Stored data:
::::::::::
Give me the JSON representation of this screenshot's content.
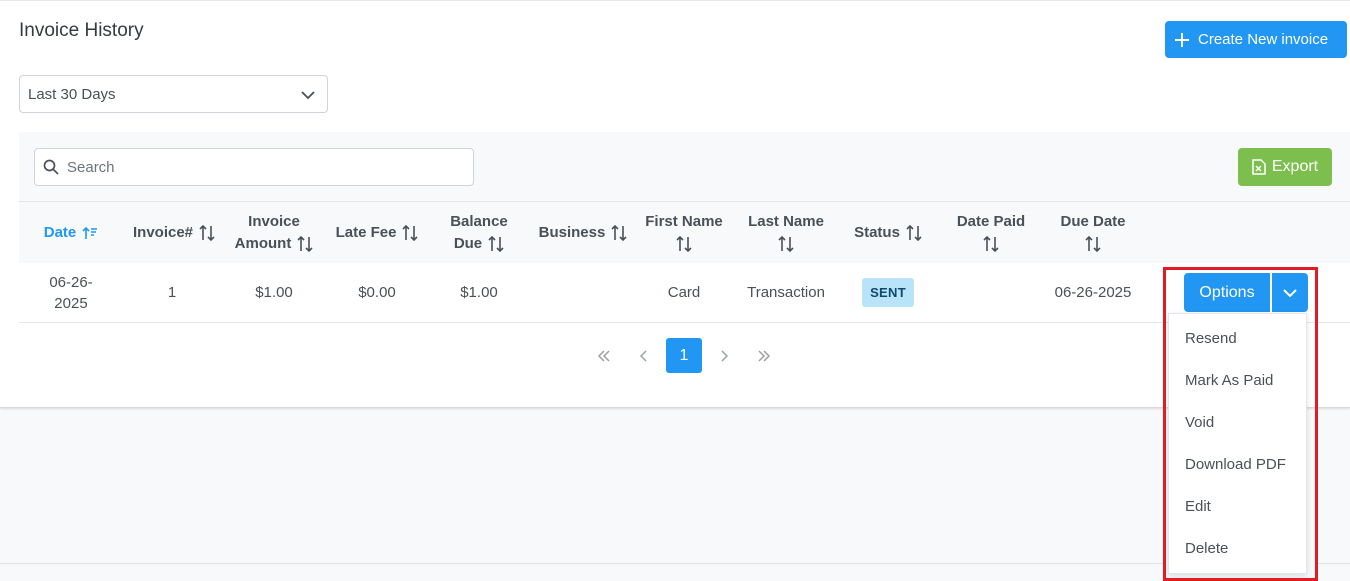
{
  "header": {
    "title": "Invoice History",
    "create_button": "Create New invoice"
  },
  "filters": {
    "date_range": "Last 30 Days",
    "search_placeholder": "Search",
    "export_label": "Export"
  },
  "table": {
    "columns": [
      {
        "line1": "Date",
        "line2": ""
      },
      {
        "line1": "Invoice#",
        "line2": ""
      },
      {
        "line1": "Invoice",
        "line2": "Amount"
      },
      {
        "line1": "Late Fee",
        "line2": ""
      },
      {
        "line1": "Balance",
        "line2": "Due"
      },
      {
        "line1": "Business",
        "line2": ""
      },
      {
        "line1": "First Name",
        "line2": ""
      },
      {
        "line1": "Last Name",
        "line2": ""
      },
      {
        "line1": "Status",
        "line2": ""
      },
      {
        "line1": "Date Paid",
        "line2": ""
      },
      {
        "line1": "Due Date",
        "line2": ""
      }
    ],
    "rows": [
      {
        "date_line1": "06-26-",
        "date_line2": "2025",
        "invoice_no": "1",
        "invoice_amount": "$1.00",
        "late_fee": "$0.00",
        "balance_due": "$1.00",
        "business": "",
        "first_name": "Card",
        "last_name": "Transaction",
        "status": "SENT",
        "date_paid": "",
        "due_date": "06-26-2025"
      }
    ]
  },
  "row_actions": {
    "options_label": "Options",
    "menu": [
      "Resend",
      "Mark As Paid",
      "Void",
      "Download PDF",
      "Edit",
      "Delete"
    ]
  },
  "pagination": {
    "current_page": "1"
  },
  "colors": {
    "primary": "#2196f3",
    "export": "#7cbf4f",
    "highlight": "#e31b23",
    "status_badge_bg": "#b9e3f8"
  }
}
::::::::::
(Work instructions): In the copy, include no pictures; restate the listing above exactly.

(The result):
Give me the JSON representation of this screenshot's content.
{
  "header": {
    "title": "Invoice History",
    "create_button": "Create New invoice"
  },
  "filters": {
    "date_range": "Last 30 Days",
    "search_placeholder": "Search",
    "export_label": "Export"
  },
  "table": {
    "columns": [
      {
        "line1": "Date",
        "line2": ""
      },
      {
        "line1": "Invoice#",
        "line2": ""
      },
      {
        "line1": "Invoice",
        "line2": "Amount"
      },
      {
        "line1": "Late Fee",
        "line2": ""
      },
      {
        "line1": "Balance",
        "line2": "Due"
      },
      {
        "line1": "Business",
        "line2": ""
      },
      {
        "line1": "First Name",
        "line2": ""
      },
      {
        "line1": "Last Name",
        "line2": ""
      },
      {
        "line1": "Status",
        "line2": ""
      },
      {
        "line1": "Date Paid",
        "line2": ""
      },
      {
        "line1": "Due Date",
        "line2": ""
      }
    ],
    "rows": [
      {
        "date_line1": "06-26-",
        "date_line2": "2025",
        "invoice_no": "1",
        "invoice_amount": "$1.00",
        "late_fee": "$0.00",
        "balance_due": "$1.00",
        "business": "",
        "first_name": "Card",
        "last_name": "Transaction",
        "status": "SENT",
        "date_paid": "",
        "due_date": "06-26-2025"
      }
    ]
  },
  "row_actions": {
    "options_label": "Options",
    "menu": [
      "Resend",
      "Mark As Paid",
      "Void",
      "Download PDF",
      "Edit",
      "Delete"
    ]
  },
  "pagination": {
    "current_page": "1"
  },
  "colors": {
    "primary": "#2196f3",
    "export": "#7cbf4f",
    "highlight": "#e31b23",
    "status_badge_bg": "#b9e3f8"
  }
}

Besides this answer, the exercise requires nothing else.